Description of the task →
List each line of the data that holds the word "HEOL".

○ ○ ○ ○ ○

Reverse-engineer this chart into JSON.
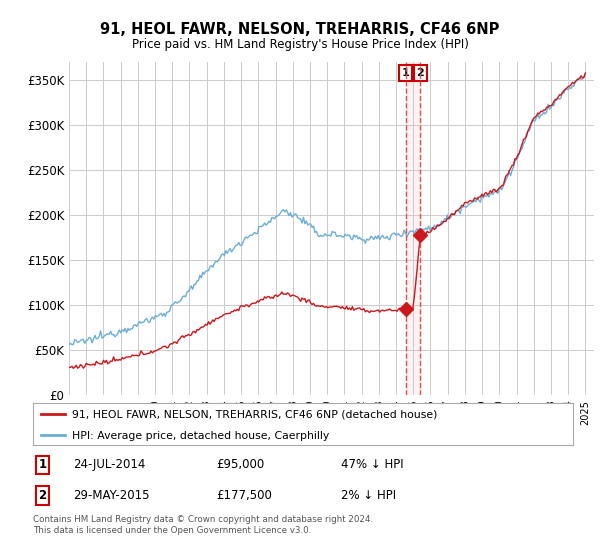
{
  "title": "91, HEOL FAWR, NELSON, TREHARRIS, CF46 6NP",
  "subtitle": "Price paid vs. HM Land Registry's House Price Index (HPI)",
  "ylim": [
    0,
    370000
  ],
  "yticks": [
    0,
    50000,
    100000,
    150000,
    200000,
    250000,
    300000,
    350000
  ],
  "ytick_labels": [
    "£0",
    "£50K",
    "£100K",
    "£150K",
    "£200K",
    "£250K",
    "£300K",
    "£350K"
  ],
  "bg_color": "#ffffff",
  "grid_color": "#cccccc",
  "hpi_color": "#6baed6",
  "price_color": "#cb181d",
  "vline_color": "#e05050",
  "legend1": "91, HEOL FAWR, NELSON, TREHARRIS, CF46 6NP (detached house)",
  "legend2": "HPI: Average price, detached house, Caerphilly",
  "sale1_date": "24-JUL-2014",
  "sale1_price": "£95,000",
  "sale1_hpi": "47% ↓ HPI",
  "sale2_date": "29-MAY-2015",
  "sale2_price": "£177,500",
  "sale2_hpi": "2% ↓ HPI",
  "footer": "Contains HM Land Registry data © Crown copyright and database right 2024.\nThis data is licensed under the Open Government Licence v3.0.",
  "sale1_year": 2014.56,
  "sale2_year": 2015.41,
  "sale1_value": 95000,
  "sale2_value": 177500
}
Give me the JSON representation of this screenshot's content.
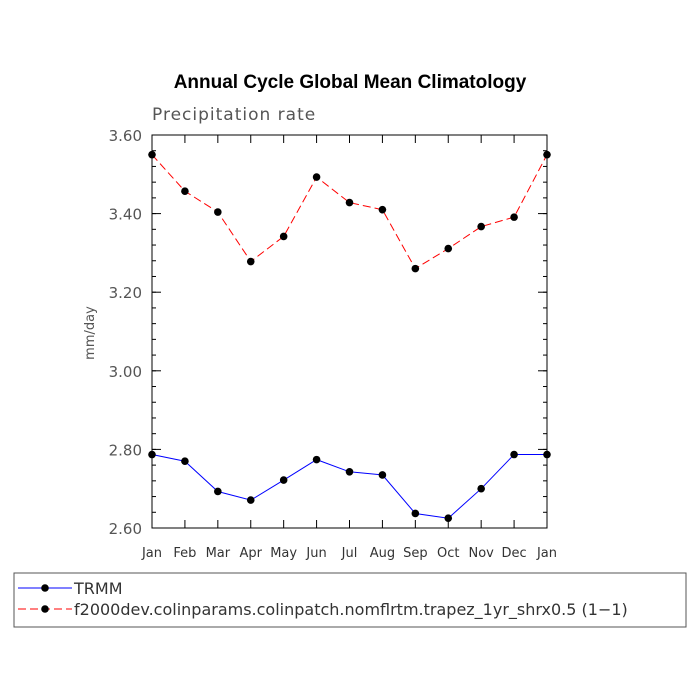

○ ○ ○ ○ ○

The output →
  "title": "91, HEOL FAWR, NELSON, TREHARRIS, CF46 6NP",
  "legend1": "91, HEOL FAWR, NELSON, TREHARRIS, CF46 6NP (detached house)",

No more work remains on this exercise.